_JOB_: Exactly how many lines have the word "payer"? Answer with the bare number.

==== EXTRACTED MATERIAL ====

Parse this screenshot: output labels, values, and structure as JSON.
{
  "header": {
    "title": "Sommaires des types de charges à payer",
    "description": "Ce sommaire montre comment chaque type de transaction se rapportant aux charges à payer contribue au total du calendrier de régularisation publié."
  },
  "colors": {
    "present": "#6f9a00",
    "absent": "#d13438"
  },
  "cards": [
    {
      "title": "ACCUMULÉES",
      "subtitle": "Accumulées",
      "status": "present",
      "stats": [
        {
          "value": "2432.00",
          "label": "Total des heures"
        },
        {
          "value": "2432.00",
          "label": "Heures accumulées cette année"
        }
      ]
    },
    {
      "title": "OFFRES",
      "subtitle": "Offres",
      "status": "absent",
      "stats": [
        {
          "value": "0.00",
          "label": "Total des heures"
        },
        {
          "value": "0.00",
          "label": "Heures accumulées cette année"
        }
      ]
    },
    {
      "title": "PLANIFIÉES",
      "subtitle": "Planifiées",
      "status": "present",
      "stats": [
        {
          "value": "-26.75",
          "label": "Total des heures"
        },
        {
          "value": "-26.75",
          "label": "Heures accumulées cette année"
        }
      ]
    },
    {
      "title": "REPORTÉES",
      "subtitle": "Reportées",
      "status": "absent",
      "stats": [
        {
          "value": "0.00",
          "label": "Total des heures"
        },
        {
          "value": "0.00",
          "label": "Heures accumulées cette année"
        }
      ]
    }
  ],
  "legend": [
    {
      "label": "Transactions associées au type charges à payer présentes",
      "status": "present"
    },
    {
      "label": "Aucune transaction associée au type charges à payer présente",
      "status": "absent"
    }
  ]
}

====

_REPLY TO THE TASK_: 4